▸ **Your task**
In the records below, begin at the line that has "Transcribe this image's" and stop after the line that has "Give me the"; quote those lines verbatim and nothing more.

▸ **Records for processing**
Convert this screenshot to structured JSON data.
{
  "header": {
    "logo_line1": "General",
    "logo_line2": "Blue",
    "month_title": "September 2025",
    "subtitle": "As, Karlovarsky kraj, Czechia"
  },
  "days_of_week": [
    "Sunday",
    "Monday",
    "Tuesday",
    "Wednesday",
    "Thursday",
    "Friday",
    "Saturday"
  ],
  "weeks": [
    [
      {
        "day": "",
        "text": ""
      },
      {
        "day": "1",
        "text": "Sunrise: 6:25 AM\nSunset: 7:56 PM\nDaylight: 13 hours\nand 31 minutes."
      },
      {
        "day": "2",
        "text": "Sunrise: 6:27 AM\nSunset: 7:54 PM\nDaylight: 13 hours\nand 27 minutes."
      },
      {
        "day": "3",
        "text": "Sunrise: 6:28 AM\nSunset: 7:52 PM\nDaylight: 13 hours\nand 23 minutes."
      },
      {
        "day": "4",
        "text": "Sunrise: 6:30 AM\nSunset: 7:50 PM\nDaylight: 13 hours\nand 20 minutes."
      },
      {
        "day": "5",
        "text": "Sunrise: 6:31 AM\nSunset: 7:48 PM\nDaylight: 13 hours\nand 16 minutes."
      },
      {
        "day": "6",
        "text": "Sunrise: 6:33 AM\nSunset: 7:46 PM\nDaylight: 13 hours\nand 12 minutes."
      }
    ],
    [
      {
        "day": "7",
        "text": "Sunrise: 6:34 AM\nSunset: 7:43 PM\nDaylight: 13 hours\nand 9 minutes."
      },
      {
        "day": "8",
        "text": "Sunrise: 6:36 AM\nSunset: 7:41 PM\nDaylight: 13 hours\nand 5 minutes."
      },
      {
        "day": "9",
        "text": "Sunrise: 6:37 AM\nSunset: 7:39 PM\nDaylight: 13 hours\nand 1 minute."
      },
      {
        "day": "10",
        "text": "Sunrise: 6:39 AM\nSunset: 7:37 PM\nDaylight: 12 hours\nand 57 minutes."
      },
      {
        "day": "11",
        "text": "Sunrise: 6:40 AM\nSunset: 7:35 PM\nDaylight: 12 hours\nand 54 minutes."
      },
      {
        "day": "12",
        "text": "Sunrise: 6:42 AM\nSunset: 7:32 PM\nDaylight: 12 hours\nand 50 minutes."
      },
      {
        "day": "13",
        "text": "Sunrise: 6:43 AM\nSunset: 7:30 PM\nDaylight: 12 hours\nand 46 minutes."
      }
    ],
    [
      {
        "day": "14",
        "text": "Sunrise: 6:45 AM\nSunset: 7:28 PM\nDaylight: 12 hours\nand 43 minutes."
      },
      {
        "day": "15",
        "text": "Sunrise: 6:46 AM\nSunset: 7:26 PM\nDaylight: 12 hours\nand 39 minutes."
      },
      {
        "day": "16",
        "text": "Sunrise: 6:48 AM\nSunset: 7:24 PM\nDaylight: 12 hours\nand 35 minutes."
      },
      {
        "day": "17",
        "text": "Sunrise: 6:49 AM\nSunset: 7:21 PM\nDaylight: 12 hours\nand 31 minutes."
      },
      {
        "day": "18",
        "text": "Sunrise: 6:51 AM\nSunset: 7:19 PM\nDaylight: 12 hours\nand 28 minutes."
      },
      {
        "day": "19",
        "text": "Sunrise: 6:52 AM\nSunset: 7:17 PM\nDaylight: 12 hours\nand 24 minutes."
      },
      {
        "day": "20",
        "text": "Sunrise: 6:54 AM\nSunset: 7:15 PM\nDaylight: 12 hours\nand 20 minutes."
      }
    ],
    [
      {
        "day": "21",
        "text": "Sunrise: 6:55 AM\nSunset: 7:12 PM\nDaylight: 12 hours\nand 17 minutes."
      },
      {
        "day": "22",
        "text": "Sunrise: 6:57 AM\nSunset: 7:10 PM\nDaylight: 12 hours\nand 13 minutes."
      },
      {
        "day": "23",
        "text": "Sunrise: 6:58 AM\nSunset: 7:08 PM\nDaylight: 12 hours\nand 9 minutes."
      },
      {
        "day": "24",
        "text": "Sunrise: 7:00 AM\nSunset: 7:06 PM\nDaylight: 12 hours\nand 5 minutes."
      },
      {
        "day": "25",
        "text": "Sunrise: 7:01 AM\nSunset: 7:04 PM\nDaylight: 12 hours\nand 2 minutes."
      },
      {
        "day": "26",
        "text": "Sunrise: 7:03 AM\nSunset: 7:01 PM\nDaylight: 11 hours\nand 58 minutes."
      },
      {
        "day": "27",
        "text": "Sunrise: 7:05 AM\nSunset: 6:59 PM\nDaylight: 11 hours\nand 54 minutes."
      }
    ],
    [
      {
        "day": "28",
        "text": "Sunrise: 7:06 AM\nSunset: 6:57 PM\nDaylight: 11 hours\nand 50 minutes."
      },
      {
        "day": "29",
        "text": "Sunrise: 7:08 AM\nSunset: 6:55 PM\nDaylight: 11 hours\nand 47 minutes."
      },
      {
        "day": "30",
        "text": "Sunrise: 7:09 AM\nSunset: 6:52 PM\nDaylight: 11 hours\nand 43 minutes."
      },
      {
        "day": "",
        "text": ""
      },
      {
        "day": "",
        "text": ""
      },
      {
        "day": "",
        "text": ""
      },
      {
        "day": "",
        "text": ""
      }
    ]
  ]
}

...

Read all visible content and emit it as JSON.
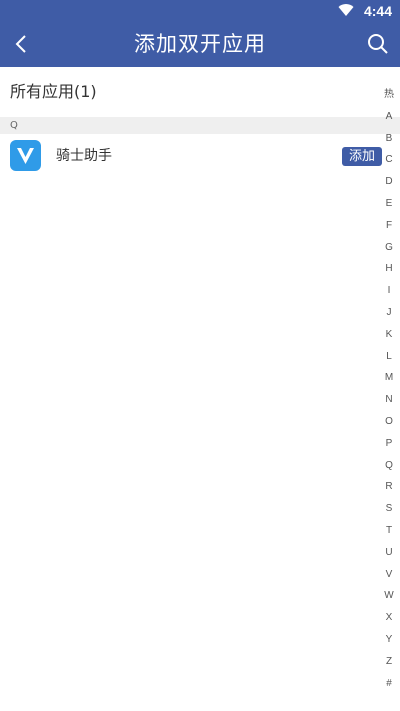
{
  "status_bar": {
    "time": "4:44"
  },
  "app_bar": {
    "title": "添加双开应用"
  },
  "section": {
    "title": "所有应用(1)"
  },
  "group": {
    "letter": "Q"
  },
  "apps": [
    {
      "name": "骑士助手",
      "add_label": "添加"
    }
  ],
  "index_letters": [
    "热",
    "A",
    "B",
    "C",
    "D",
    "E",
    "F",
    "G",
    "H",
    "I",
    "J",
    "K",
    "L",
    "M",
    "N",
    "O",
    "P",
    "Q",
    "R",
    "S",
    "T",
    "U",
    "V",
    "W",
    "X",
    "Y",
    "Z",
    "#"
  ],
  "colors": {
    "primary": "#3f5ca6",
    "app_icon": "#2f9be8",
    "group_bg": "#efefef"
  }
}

* * *

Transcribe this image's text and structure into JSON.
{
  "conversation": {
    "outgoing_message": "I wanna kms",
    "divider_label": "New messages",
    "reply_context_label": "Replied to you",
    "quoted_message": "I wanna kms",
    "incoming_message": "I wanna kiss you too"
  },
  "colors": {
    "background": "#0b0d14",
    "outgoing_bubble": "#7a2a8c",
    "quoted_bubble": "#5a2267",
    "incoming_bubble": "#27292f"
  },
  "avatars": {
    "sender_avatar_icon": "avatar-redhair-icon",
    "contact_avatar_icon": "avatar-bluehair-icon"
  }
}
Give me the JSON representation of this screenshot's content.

▸ **Reply to the task**
Transcribe this image's text and structure into JSON.
{
  "conversation": {
    "outgoing_message": "I wanna kms",
    "divider_label": "New messages",
    "reply_context_label": "Replied to you",
    "quoted_message": "I wanna kms",
    "incoming_message": "I wanna kiss you too"
  },
  "colors": {
    "background": "#0b0d14",
    "outgoing_bubble": "#7a2a8c",
    "quoted_bubble": "#5a2267",
    "incoming_bubble": "#27292f"
  },
  "avatars": {
    "sender_avatar_icon": "avatar-redhair-icon",
    "contact_avatar_icon": "avatar-bluehair-icon"
  }
}
Give me the JSON representation of this screenshot's content.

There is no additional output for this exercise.